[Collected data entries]

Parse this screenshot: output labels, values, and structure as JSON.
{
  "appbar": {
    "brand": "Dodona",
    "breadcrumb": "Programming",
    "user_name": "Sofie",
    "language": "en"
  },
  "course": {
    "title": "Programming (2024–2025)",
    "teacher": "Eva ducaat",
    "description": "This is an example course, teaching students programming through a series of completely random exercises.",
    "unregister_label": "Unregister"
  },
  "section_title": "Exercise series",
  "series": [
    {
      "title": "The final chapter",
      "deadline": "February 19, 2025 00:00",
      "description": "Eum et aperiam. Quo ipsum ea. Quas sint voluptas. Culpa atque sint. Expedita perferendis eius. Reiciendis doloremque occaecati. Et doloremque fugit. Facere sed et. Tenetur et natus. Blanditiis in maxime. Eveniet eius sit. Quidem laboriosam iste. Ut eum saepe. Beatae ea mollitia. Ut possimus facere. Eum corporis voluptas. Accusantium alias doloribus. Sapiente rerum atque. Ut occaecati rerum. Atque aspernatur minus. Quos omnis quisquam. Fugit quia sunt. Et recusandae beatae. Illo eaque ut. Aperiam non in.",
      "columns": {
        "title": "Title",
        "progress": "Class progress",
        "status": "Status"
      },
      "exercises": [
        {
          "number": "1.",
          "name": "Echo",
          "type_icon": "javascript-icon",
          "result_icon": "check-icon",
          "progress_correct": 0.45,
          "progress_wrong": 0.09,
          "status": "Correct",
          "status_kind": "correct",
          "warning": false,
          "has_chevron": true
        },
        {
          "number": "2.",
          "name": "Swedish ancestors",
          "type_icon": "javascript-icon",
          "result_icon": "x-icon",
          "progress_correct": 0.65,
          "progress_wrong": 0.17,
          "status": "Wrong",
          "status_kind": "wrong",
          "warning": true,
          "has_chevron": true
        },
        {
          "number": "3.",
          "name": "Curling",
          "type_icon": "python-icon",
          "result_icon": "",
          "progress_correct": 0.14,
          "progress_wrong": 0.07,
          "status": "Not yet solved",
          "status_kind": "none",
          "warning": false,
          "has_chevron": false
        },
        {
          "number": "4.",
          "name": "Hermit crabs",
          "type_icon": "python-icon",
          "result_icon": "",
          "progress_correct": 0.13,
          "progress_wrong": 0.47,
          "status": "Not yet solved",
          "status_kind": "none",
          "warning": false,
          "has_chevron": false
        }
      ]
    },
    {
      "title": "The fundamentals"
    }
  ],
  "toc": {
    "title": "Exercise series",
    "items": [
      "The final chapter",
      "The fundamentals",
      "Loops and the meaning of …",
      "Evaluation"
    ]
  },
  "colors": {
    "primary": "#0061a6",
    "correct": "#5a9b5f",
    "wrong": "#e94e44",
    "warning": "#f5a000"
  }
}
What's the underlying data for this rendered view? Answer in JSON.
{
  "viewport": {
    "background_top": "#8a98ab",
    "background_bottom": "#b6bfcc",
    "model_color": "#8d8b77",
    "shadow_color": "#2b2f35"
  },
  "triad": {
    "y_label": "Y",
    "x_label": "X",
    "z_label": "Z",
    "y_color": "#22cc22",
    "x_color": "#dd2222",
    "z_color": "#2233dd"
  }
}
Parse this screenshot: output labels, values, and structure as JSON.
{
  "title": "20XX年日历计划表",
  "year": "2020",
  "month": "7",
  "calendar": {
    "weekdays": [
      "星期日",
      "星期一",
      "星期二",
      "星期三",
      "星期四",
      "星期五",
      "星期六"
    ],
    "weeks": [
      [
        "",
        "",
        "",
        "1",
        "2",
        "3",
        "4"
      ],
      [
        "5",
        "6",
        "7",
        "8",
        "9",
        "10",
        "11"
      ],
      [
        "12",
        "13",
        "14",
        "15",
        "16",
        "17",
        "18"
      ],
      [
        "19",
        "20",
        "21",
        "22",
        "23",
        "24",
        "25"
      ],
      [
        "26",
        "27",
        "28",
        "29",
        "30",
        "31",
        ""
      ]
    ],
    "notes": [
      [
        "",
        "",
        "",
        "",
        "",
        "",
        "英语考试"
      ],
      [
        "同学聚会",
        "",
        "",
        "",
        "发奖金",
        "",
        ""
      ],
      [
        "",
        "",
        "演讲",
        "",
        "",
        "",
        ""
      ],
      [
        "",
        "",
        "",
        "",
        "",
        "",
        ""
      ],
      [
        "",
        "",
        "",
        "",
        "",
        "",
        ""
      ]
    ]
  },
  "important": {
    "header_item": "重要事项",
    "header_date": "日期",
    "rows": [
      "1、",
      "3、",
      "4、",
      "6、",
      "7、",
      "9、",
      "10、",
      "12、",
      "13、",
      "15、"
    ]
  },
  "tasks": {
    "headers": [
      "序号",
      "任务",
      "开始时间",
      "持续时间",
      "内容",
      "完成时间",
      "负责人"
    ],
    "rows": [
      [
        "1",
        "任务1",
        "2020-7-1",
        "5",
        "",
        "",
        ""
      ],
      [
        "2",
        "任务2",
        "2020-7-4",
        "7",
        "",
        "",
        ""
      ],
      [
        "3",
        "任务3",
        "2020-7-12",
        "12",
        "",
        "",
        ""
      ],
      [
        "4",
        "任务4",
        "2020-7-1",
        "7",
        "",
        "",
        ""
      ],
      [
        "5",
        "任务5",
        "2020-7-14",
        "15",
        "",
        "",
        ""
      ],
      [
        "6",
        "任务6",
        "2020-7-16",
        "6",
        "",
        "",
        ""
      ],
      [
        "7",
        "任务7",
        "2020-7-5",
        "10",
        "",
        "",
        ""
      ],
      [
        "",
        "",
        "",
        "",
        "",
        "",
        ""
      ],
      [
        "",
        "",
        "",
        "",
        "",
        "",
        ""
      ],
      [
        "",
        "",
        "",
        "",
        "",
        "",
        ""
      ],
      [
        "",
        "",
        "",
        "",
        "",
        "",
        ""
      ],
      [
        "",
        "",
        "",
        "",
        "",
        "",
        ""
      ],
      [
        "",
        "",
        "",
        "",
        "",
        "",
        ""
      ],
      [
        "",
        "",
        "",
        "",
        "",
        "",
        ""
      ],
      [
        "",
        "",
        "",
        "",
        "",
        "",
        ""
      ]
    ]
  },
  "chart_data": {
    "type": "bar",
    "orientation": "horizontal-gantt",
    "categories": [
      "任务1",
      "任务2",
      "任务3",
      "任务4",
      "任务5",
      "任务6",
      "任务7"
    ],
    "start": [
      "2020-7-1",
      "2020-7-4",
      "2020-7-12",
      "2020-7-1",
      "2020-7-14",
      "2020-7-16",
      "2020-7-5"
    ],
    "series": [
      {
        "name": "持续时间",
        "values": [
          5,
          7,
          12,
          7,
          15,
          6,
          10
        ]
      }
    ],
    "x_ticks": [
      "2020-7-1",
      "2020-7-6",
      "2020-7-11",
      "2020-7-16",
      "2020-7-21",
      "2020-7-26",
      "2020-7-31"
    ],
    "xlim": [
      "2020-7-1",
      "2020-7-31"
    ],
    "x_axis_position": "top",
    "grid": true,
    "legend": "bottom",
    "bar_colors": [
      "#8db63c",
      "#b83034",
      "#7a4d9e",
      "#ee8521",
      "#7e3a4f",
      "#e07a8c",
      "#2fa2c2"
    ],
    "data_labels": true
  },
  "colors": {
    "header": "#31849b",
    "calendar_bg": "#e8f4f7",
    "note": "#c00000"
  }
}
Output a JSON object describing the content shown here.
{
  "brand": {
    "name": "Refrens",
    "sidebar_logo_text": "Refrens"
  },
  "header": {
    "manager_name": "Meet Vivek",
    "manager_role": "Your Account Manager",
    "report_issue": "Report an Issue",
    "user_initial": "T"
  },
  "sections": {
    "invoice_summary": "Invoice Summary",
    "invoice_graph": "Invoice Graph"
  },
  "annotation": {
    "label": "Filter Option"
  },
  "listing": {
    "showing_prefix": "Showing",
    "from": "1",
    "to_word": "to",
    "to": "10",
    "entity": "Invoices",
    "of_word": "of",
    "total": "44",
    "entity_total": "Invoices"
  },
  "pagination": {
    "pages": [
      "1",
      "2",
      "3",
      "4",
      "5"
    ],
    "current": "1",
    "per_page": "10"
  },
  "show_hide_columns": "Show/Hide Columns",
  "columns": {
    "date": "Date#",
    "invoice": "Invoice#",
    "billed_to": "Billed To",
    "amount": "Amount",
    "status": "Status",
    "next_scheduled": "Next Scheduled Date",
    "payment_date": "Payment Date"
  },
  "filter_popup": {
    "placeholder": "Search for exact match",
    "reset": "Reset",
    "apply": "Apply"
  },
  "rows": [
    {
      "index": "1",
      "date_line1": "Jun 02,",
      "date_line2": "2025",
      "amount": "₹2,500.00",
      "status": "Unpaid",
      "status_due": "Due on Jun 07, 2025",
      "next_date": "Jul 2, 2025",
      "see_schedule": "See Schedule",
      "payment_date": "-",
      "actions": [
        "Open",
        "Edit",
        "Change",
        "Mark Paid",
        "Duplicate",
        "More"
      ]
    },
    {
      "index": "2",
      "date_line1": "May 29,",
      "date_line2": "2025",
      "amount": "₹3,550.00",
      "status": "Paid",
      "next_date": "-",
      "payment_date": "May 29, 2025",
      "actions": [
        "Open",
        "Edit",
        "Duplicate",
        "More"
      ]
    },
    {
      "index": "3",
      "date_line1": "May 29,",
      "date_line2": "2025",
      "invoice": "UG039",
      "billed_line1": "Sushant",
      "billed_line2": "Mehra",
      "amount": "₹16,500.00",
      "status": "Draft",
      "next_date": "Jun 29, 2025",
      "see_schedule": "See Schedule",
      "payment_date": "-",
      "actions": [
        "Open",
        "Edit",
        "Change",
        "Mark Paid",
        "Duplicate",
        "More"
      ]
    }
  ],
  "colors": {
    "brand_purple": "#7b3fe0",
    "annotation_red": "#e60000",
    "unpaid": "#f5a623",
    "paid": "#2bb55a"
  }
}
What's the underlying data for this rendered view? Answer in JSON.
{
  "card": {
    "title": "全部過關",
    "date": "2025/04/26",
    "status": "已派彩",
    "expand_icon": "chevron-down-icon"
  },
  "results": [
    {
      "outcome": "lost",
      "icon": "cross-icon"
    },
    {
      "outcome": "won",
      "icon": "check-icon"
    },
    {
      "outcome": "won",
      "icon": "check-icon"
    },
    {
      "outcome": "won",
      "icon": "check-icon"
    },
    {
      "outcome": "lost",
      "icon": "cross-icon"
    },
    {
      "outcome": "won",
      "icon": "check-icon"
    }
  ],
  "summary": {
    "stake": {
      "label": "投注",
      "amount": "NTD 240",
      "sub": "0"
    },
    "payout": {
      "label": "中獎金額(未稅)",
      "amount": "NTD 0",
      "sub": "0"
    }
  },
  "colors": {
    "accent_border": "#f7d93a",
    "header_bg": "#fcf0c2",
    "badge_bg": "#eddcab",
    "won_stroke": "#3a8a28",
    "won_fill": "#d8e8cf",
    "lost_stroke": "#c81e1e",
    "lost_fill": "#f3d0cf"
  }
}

**Given instruction:** Tally how many lines of the data include the word "fundamentals". Write the number and nothing else.

**Exercise output:** 2